(Extracted data entries)
+++

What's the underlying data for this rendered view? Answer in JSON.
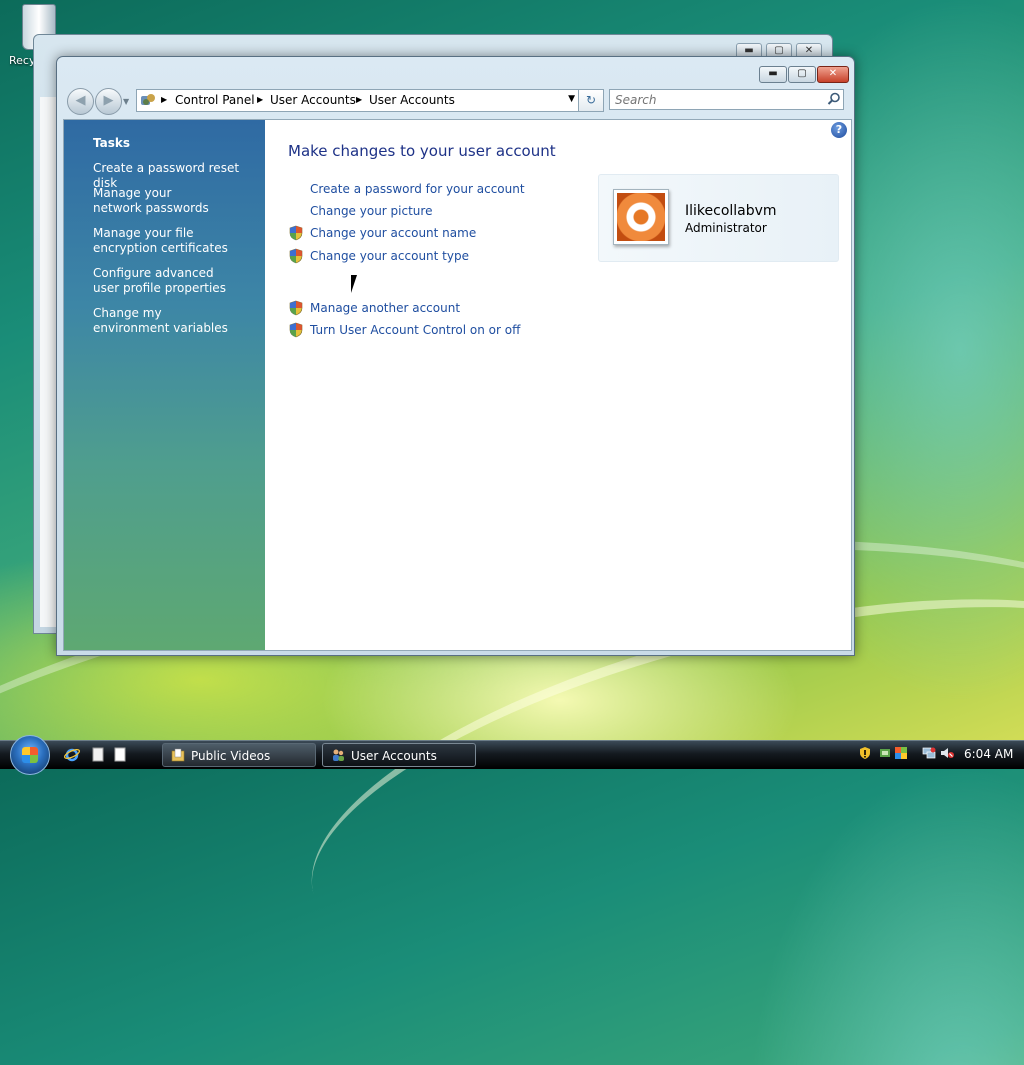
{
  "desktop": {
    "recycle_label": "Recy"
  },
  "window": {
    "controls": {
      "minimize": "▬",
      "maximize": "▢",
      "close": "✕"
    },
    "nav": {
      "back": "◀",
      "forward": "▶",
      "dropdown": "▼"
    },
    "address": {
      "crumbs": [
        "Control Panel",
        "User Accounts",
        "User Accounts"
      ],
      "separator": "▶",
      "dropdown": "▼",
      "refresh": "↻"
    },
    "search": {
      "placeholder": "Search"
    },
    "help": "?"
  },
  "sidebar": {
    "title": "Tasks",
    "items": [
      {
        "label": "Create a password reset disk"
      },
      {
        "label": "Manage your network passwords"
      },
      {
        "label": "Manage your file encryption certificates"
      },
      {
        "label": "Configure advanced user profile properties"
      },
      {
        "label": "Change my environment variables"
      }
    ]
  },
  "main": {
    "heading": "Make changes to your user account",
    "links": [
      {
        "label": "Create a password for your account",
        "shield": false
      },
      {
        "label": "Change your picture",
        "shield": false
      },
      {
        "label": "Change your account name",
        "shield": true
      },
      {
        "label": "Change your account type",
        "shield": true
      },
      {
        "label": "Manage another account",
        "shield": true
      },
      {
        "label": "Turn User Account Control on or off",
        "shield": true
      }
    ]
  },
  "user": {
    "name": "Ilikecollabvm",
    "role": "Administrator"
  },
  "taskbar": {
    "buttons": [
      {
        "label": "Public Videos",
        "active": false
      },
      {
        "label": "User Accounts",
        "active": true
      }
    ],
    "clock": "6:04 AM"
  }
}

+++

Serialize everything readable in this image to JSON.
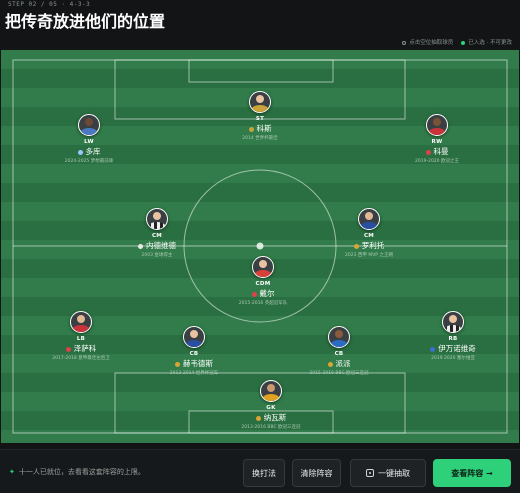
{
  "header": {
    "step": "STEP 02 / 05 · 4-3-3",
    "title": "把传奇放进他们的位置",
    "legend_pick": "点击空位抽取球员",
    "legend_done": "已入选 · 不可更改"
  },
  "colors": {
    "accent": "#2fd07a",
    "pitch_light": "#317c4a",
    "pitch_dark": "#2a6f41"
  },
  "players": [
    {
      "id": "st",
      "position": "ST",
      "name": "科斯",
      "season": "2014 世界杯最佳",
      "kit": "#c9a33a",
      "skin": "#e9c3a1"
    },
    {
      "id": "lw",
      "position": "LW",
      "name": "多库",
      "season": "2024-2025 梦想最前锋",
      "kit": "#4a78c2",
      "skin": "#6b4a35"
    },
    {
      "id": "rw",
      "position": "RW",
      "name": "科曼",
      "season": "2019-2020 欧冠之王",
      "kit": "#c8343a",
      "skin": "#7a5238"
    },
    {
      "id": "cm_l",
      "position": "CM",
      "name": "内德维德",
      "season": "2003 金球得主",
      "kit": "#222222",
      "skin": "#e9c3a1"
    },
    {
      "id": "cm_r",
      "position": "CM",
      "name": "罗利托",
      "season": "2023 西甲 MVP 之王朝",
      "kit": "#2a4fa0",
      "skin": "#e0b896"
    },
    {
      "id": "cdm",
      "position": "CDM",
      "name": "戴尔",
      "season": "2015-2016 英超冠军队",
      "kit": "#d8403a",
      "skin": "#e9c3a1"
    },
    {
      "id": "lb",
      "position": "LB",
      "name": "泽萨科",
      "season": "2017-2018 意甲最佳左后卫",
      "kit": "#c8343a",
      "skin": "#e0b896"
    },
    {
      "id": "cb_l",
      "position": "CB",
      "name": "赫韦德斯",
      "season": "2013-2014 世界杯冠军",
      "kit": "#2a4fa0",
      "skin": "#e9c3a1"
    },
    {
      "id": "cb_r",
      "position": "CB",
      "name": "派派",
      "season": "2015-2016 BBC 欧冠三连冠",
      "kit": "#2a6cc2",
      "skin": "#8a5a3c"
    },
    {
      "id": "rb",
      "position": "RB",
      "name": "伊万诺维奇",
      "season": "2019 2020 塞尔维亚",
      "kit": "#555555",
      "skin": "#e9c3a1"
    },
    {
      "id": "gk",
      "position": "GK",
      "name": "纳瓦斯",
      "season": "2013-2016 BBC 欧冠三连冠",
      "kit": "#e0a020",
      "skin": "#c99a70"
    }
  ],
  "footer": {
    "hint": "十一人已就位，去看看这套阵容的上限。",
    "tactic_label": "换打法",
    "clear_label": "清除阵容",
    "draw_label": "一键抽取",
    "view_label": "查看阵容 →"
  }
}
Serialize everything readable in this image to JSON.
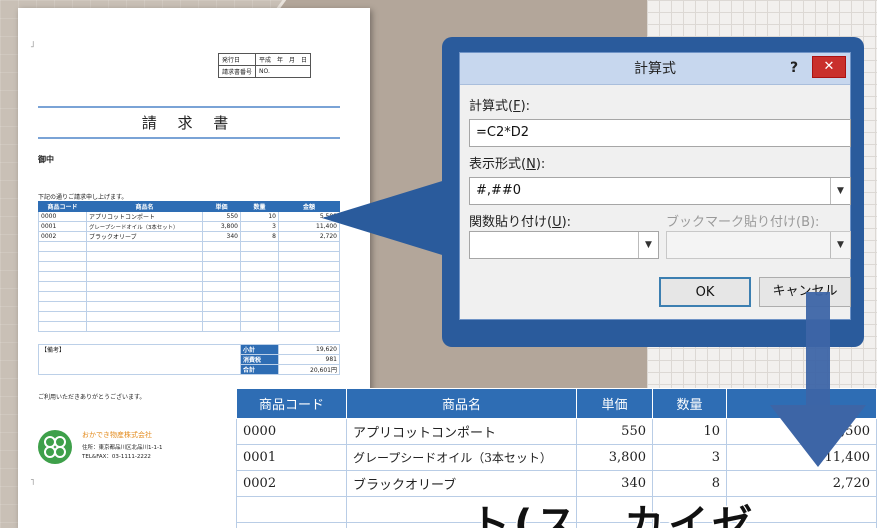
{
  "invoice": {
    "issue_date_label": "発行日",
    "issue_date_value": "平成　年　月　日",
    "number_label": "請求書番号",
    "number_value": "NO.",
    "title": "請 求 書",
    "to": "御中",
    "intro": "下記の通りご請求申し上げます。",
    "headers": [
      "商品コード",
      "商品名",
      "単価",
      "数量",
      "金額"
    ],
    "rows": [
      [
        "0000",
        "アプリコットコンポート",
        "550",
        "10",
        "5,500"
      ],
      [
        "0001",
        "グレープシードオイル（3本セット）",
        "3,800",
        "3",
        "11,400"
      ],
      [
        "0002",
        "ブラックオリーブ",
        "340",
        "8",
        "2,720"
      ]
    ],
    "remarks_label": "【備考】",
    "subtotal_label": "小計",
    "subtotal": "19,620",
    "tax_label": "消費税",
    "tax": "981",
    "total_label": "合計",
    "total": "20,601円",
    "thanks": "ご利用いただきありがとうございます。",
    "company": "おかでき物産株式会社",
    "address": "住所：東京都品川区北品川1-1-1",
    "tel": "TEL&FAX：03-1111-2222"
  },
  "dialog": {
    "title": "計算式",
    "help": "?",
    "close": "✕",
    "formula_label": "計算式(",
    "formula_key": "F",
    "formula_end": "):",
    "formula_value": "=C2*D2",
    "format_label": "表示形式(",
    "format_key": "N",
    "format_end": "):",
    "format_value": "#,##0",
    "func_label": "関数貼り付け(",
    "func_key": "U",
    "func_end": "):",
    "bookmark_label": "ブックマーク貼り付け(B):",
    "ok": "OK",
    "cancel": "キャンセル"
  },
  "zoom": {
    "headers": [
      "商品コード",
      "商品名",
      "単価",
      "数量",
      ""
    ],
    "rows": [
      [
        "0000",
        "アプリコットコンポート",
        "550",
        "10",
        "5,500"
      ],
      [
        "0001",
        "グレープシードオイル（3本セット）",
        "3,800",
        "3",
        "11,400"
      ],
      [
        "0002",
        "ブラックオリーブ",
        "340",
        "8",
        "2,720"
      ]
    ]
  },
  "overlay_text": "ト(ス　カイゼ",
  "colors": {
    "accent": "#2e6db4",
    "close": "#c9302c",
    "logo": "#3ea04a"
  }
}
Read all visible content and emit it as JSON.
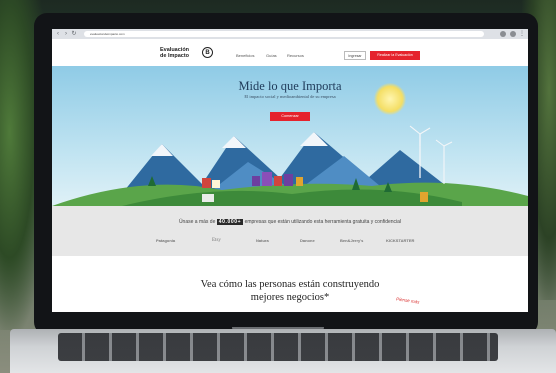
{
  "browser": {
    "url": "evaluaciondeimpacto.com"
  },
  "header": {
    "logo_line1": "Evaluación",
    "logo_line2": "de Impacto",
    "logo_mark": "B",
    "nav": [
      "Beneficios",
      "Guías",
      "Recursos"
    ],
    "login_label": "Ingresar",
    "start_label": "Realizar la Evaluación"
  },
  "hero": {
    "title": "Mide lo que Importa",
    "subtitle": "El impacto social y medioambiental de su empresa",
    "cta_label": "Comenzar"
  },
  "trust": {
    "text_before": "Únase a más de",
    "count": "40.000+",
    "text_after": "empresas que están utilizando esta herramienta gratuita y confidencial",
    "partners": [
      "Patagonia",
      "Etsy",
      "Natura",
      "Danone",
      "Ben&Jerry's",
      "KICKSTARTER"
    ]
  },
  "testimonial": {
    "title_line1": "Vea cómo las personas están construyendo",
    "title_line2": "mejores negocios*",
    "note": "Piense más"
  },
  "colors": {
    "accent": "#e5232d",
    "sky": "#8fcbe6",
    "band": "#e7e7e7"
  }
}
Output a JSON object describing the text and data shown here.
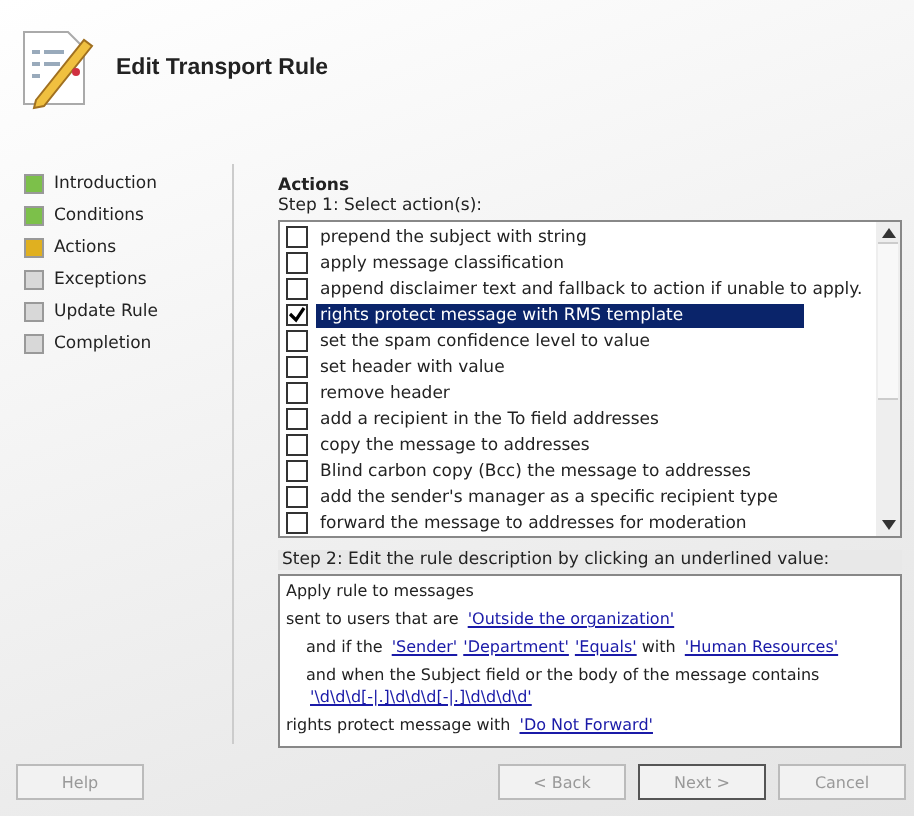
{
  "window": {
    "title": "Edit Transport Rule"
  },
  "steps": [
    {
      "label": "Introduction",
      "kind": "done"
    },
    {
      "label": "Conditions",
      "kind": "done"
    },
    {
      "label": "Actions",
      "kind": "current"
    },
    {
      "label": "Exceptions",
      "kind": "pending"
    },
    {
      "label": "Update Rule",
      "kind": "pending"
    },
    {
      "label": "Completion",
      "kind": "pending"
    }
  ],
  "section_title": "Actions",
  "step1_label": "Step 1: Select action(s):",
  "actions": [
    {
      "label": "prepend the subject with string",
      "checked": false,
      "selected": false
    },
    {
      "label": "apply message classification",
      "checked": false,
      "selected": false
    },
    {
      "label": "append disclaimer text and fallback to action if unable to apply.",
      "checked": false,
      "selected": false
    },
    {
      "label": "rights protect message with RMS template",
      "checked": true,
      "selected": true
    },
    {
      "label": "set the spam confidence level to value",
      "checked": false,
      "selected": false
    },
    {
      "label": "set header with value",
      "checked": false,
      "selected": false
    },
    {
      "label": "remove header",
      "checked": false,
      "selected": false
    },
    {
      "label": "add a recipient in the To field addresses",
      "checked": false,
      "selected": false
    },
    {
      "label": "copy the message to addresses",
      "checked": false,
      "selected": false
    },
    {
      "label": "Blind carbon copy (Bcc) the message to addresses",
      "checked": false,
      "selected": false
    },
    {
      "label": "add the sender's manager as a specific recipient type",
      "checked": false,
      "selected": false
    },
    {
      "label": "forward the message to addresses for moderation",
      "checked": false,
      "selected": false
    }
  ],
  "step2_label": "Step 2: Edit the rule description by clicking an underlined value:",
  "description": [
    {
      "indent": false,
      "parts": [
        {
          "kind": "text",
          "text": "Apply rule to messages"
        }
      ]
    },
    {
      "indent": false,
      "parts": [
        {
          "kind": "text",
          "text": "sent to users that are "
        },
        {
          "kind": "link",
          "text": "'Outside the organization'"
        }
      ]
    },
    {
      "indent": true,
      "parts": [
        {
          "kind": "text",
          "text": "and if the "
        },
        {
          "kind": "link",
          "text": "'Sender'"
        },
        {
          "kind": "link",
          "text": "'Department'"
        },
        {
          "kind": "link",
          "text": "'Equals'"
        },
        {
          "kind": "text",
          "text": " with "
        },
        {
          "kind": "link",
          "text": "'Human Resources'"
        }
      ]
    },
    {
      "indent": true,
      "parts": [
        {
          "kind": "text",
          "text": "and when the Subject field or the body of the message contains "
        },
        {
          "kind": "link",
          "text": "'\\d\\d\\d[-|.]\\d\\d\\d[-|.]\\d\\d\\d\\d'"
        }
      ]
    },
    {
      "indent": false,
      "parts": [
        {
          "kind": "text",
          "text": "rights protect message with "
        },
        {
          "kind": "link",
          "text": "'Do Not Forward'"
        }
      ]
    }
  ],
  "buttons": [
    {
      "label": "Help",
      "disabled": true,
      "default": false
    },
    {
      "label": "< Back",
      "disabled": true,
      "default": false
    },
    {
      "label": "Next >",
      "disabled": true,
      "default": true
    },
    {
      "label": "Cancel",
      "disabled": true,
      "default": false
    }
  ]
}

+++

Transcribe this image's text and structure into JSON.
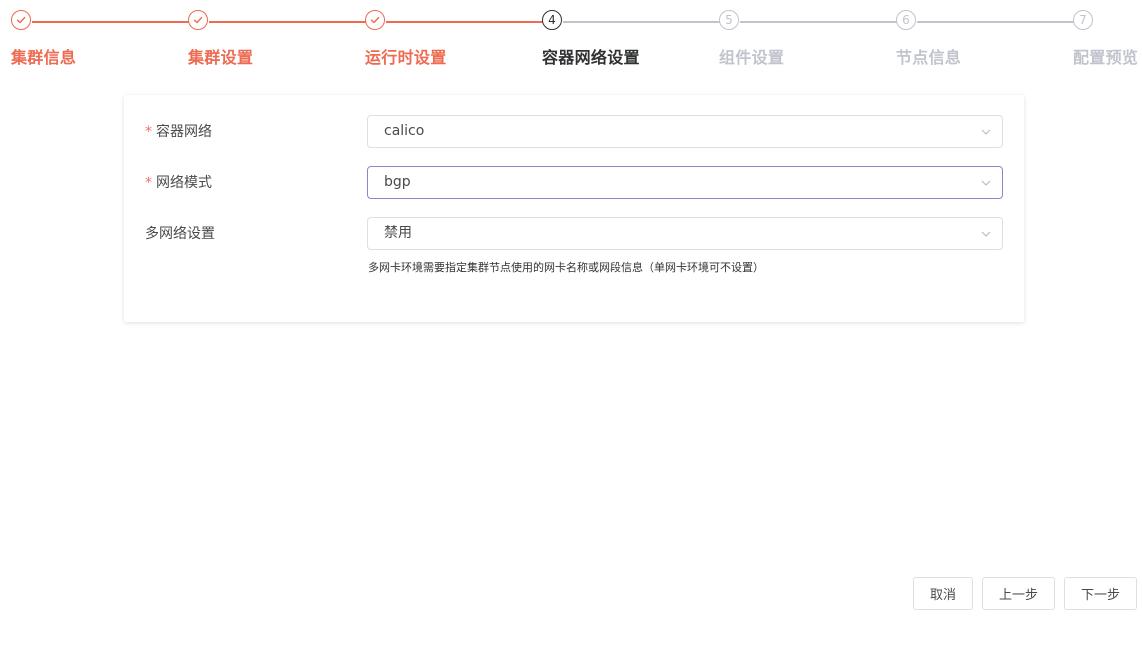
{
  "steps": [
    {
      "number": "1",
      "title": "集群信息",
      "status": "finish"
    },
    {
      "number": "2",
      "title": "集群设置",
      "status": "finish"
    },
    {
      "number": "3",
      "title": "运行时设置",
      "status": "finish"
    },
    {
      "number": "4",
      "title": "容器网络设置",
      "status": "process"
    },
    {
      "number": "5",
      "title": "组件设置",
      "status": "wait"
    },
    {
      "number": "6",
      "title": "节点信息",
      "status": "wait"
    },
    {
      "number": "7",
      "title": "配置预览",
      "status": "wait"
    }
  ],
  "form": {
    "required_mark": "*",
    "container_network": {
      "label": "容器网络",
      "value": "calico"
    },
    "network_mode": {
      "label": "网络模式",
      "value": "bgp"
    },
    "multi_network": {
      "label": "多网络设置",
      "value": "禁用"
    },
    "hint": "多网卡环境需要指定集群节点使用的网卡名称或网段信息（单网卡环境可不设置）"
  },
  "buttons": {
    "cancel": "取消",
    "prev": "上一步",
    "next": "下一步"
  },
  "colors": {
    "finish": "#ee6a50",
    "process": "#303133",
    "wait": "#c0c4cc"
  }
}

+++

TASK STATEMENT: Using the listing above, say how many of its lines contain the string "description", giving nothing but the figure.

EXERCISE OUTPUT: 2